### TEXTO EXTRAÍDO:
Es una verdad trivial que las estructuras sociales que constituyen esta totalidad no pueden subsistir sin fundar la sociedad en la producción. Considerada sólo en su aspecto material inmediato, la producción se presenta como un fundamento casi natural para la reproducción de la «sociedad». Ahora bien, en el modo de producción capitalista el objeto directo de la producción es el valor —no la producción general de la vida humana a través de algún «metabolismo humano con la naturaleza»— y antes que nada es la relación de clase capitalista la que se reproduce, no «la sociedad». La «sociedad» como tal —o la formación social— es la manifestación en abstracto de la totalidad de las relaciones que se reproducen mediante la reproducción de la relación de clase capitalista. Una teoría que parta de la reproducción de la totalidad social en abstracto sólo puede expresar tautológicamente la existencia de esta totalidad: la subsistencia de las partes es funcionalmente necesaria para que persista la totalidad, y la persistencia de la totalidad no es otra cosa que la persistencia de estas partes funcionales. La noción althusseriana de «causalidad estructural» considera esta tautología como un principio metafísico, error inseparable de la tendencia funcionalista del marxismo althusseriano4.
Ahora bien, proclamar la contingencia o indeterminación de la lucha de clases, o un «giro copernicano» hacia la clase obrera como sujeto de esa lucha, no representa una alternativa apropiada a un funcionalismo o naturalismo de la reproducción social. La reproducción sistemática de la relación de clase no es un asunto concretamente contingente, y en tanto polo concomitante del capital en una relación de reproducción recíproca, la clase obrera como tal no puede ser el centro neurálgico de la teoría revolucionaria. La totalidad, por supuesto, posee muchos niveles de concreción, y está atravesada por factores complejos y contingentes, y no se puede dar cuenta de todos ellos adecuadamente mediante alguna simple liturgia de las relaciones de clase. Sin embargo, en tanto centro neurálgico de la producción capitalista, como punto del que parte y al que siempre regresa, como momento de la autopresuposición del modo de producción, la reproducción de la relación de clase capitalista desempeña un papel central en cualquier teoría de la revolución.

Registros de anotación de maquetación

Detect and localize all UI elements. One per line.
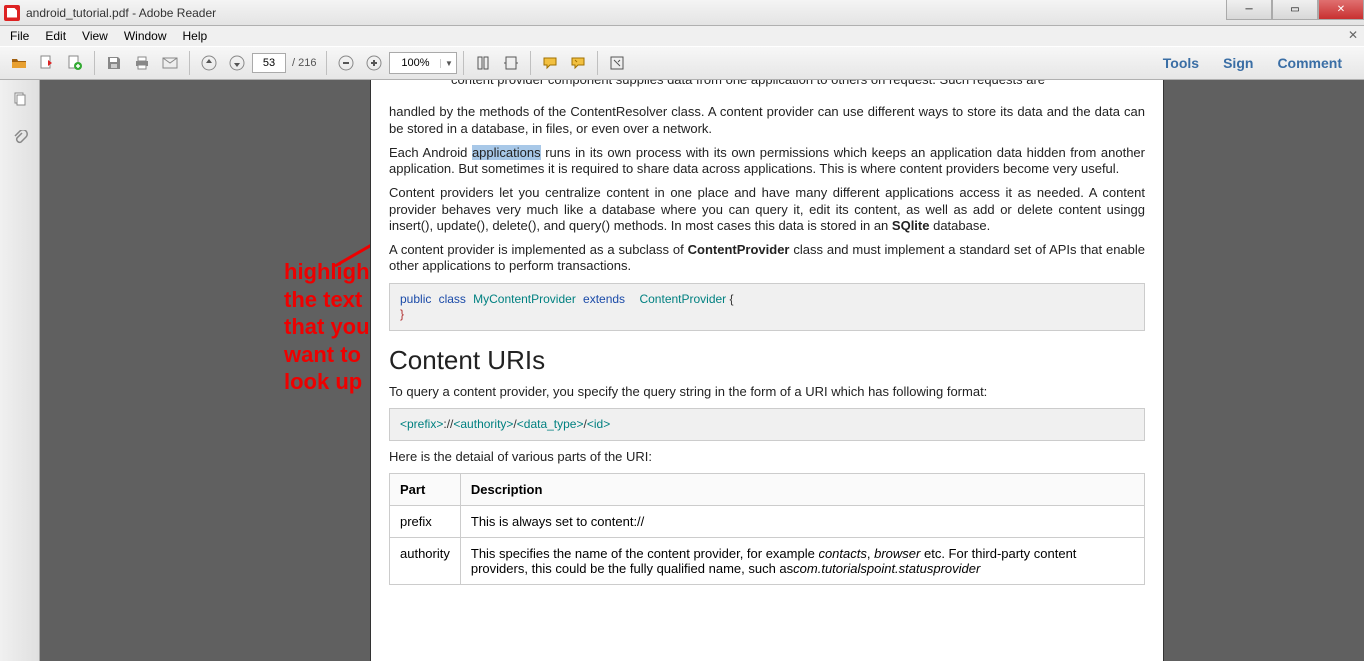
page-down-button[interactable] [224, 50, 250, 76]
menu-view[interactable]: View [76, 27, 114, 45]
zoom-input[interactable] [390, 57, 440, 69]
page-number-input[interactable] [252, 53, 286, 73]
code-block: <prefix>://<authority>/<data_type>/<id> [389, 408, 1145, 441]
print-button[interactable] [129, 50, 155, 76]
thumbnails-tab[interactable] [6, 86, 34, 114]
zoom-dropdown[interactable]: ▼ [440, 59, 456, 68]
annotation-text: highlight the text that you want to look… [284, 258, 377, 396]
maximize-button[interactable]: ▭ [1272, 0, 1318, 20]
document-page[interactable]: A content provider component supplies da… [370, 80, 1164, 661]
heading-content-uris: Content URIs [389, 345, 1145, 376]
zoom-out-button[interactable] [333, 50, 359, 76]
comment-panel-button[interactable]: Comment [1271, 51, 1348, 75]
table-header: Description [460, 474, 1144, 506]
table-header: Part [390, 474, 461, 506]
sign-panel-button[interactable]: Sign [1217, 51, 1259, 75]
paragraph: content provider component supplies data… [451, 80, 1045, 88]
zoom-in-button[interactable] [361, 50, 387, 76]
table-row: prefixThis is always set to content:// [390, 506, 1145, 538]
code-block: public class MyContentProvider extends C… [389, 283, 1145, 331]
right-gutter [1164, 80, 1364, 661]
fit-width-button[interactable] [498, 50, 524, 76]
menu-help[interactable]: Help [177, 27, 214, 45]
close-button[interactable]: ✕ [1318, 0, 1364, 20]
adobe-reader-icon [4, 5, 20, 21]
zoom-combo[interactable]: ▼ [389, 52, 457, 74]
attachments-tab[interactable] [6, 124, 34, 152]
export-pdf-button[interactable] [34, 50, 60, 76]
dropcap: A [389, 80, 441, 96]
paragraph: handled by the methods of the ContentRes… [389, 104, 1145, 137]
toolbar: / 216 ▼ Tools Sign Comment [0, 46, 1364, 80]
page-up-button[interactable] [196, 50, 222, 76]
uri-parts-table: PartDescription prefixThis is always set… [389, 473, 1145, 585]
save-button[interactable] [101, 50, 127, 76]
side-panel-tabs [0, 80, 40, 661]
paragraph: Content providers let you centralize con… [389, 185, 1145, 234]
minimize-button[interactable]: ─ [1226, 0, 1272, 20]
menu-bar: File Edit View Window Help [0, 26, 1364, 46]
page-total-label: / 216 [292, 57, 316, 69]
paragraph: A content provider is implemented as a s… [389, 242, 1145, 275]
window-title: android_tutorial.pdf - Adobe Reader [26, 6, 216, 20]
email-button[interactable] [157, 50, 183, 76]
open-button[interactable] [6, 50, 32, 76]
highlight-tool-button[interactable] [565, 50, 591, 76]
menu-edit[interactable]: Edit [39, 27, 72, 45]
menu-file[interactable]: File [4, 27, 35, 45]
comment-tool-button[interactable] [537, 50, 563, 76]
paragraph: Here is the detaial of various parts of … [389, 449, 1145, 465]
window-titlebar: android_tutorial.pdf - Adobe Reader ─ ▭ … [0, 0, 1364, 26]
table-row: authorityThis specifies the name of the … [390, 538, 1145, 585]
fit-page-button[interactable] [470, 50, 496, 76]
tools-panel-button[interactable]: Tools [1157, 51, 1205, 75]
left-gutter: highlight the text that you want to look… [40, 80, 370, 661]
read-mode-button[interactable] [604, 50, 630, 76]
paragraph: Each Android applications runs in its ow… [389, 145, 1145, 178]
document-close-button[interactable]: ✕ [1348, 28, 1358, 42]
paragraph: To query a content provider, you specify… [389, 384, 1145, 400]
highlighted-text[interactable]: applications [472, 145, 541, 160]
menu-window[interactable]: Window [118, 27, 173, 45]
create-pdf-button[interactable] [62, 50, 88, 76]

### OBJETIVO DEL EJERCICIO:
Prosigue el texto sobre la reproducción de la relación de clase capitalista a partir de su última oración. Los ítems no tienen ningún papel en esto.

### RESPUESTA:
Para cualquier época, estar presente significa tener horizontes. Pasar es perder esos horizontes5.
Plantear la cuestión de la revolución es poner en riesgo la subsistencia de la propia relación de clase capitalista. La revolución no puede ser la mera expropiación del capital, la incautación de los medios de producción por parte de la clase obrera o en su nombre. Tiene que ser la destrucción directa de la relación de reproducción en la que los trabajadores en tanto trabajadores —y el capital en tanto valorización del valor— son y llegan a ser tales. La revolución será comunista o no será. A la revolución así concebida nosotros la denominamos «comunización».
La autoperpetuación inmanente de la relación clase capitalista se presenta como una eternización: en su autopresuposición la relación de clase parece infinita, desprovista de un más allá. Dado que esta relación se proyecta hacia un futuro infinito, la teoría revolucionaria se remite necesariamente a la ruptura, a la interrupción de la temporalidad misma de la relación. Pero la reproducción no es una simple tendencia al equilibrio ni la conservación dinámica de un estado fundamentalmente estático. Plantear la reproducción de esta relación no es adoptar un punto de partida que sólo pudiera demostrar la clausura funcional del sistema, y frente al que habría que afirmar el carácter radicalmente abierto de la lucha de clases o una visión de la revolución como suceso radicalmente exterior, mesiánico o trascendente. Quizá una metáfora orgánica fuera más apropiada que una metáfora cibernética o mecánica: un organismo es inherentemente homeostático, pero a lo largo de su ciclo vital cambia necesariamente, tiene que morir en cualquier caso, y no se puede entender su tendencia a morir como algo exterior a su proceso de vida. Ahora bien, la relación de clase capitalista no se limita a reproducirse a sí mismo con una unidad funcional que, como todo lo bueno, tiene que acabarse algún día. Al contrario, en tanto relación de clase —relación de explotación— es inherentemente conflictiva. En la medida en que la afirmación de cada uno de los dos polos de la relación frente al otro posee una direccionalidad cuya culminación lógica sería la victoria final, ambos polos de la relación pueden proyectarse como verdad última, como vencedor final. Tanto el capital como el proletariado pueden legítimamente considerarse como esencia de la sociedad capitalista, pero tal pretensión siempre será contradictoria, ya que ninguno de los polos de la relación es nada sin el otro.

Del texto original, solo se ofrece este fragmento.